Instructions for the task: Search the data for the word "name". Reproduce every line where it is found.

[Start of Provided information]

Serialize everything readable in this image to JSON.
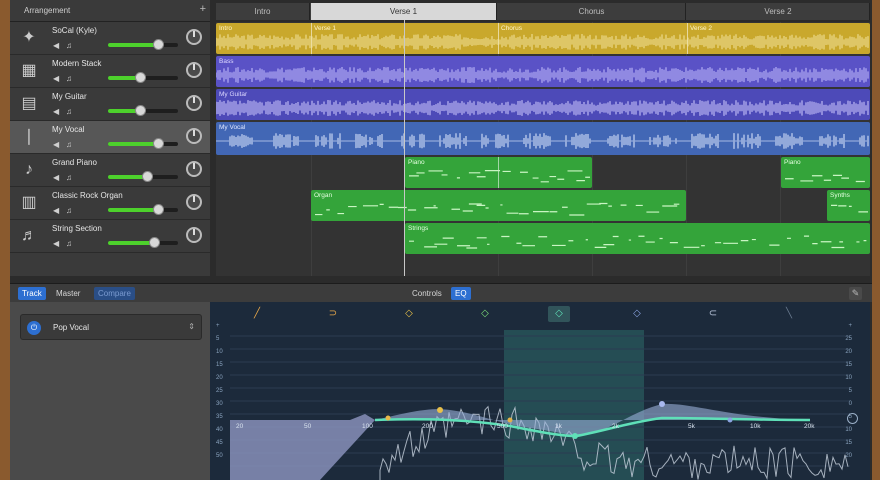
{
  "arrangement": {
    "title": "Arrangement",
    "add_label": "+",
    "sections": [
      {
        "label": "Intro",
        "active": false
      },
      {
        "label": "Verse 1",
        "active": true
      },
      {
        "label": "Chorus",
        "active": false
      },
      {
        "label": "Verse 2",
        "active": false
      }
    ]
  },
  "tracks": [
    {
      "name": "SoCal (Kyle)",
      "icon": "drummer-icon",
      "glyph": "✦",
      "volume": 0.72,
      "selected": false
    },
    {
      "name": "Modern Stack",
      "icon": "amp-icon",
      "glyph": "▦",
      "volume": 0.45,
      "selected": false
    },
    {
      "name": "My Guitar",
      "icon": "guitar-amp-icon",
      "glyph": "▤",
      "volume": 0.45,
      "selected": false
    },
    {
      "name": "My Vocal",
      "icon": "microphone-icon",
      "glyph": "❘",
      "volume": 0.72,
      "selected": true
    },
    {
      "name": "Grand Piano",
      "icon": "piano-icon",
      "glyph": "♪",
      "volume": 0.55,
      "selected": false
    },
    {
      "name": "Classic Rock Organ",
      "icon": "organ-icon",
      "glyph": "▥",
      "volume": 0.72,
      "selected": false
    },
    {
      "name": "String Section",
      "icon": "strings-icon",
      "glyph": "♬",
      "volume": 0.65,
      "selected": false
    }
  ],
  "regions": {
    "drummer": [
      "Intro",
      "Verse 1",
      "Chorus",
      "Verse 2"
    ],
    "bass": "Bass",
    "guitar": "My Guitar",
    "vocal": "My Vocal",
    "piano": [
      "Piano",
      "Piano"
    ],
    "organ": [
      "Organ",
      "Synths"
    ],
    "strings": "Strings"
  },
  "editor": {
    "tabs": [
      "Track",
      "Master",
      "Compare"
    ],
    "center_tabs": [
      "Controls",
      "EQ"
    ],
    "preset": "Pop Vocal"
  },
  "eq": {
    "db_left": [
      "+",
      "5",
      "10",
      "15",
      "20",
      "25",
      "30",
      "35",
      "40",
      "45",
      "50"
    ],
    "db_right": [
      "+",
      "25",
      "20",
      "15",
      "10",
      "5",
      "0",
      "5",
      "10",
      "15",
      "20"
    ],
    "freqs": [
      "20",
      "50",
      "100",
      "200",
      "500",
      "1k",
      "2k",
      "5k",
      "10k",
      "20k"
    ]
  },
  "colors": {
    "drummer": "#c9a82c",
    "bass": "#5a52c6",
    "vocal": "#4267b5",
    "midi": "#34a43a",
    "accent": "#2d6fd1"
  }
}
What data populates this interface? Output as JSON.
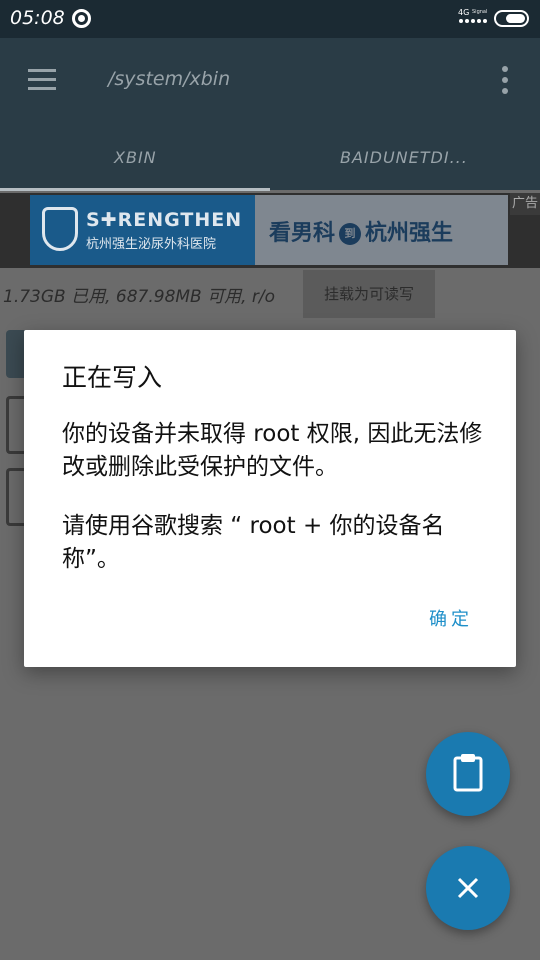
{
  "status_bar": {
    "time": "05:08",
    "network": "4G",
    "network_sub": "Signal",
    "app_icon": "netease-music-icon",
    "battery_icon": "battery-toggle-icon"
  },
  "app_bar": {
    "menu_icon": "hamburger-menu-icon",
    "path": "/system/xbin",
    "overflow_icon": "more-vert-icon",
    "tabs": [
      {
        "label": "XBIN"
      },
      {
        "label": "BAIDUNETDI..."
      }
    ]
  },
  "ad": {
    "logo_text": "S✚RENGTHEN",
    "logo_sub": "杭州强生泌尿外科医院",
    "slogan_left": "看男科",
    "slogan_mid": "到",
    "slogan_right": "杭州强生",
    "mark": "广告"
  },
  "storage": {
    "info": "1.73GB 已用, 687.98MB 可用, r/o",
    "mount_label": "挂载为可读写"
  },
  "dialog": {
    "title": "正在写入",
    "message_1": "你的设备并未取得 root 权限, 因此无法修改或删除此受保护的文件。",
    "message_2": "请使用谷歌搜索 “ root + 你的设备名称”。",
    "ok_label": "确定"
  },
  "fabs": {
    "paste_icon": "clipboard-icon",
    "close_icon": "close-icon"
  },
  "colors": {
    "accent": "#1e8fc9",
    "fab": "#1a7ab0",
    "status_bar": "#1b2a33",
    "app_bar": "#2a3c46"
  }
}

[End of Provided information]

Expected answer:
      "name": "SoCal (Kyle)",
      "name": "Modern Stack",
      "name": "My Guitar",
      "name": "My Vocal",
      "name": "Grand Piano",
      "name": "Classic Rock Organ",
      "name": "String Section",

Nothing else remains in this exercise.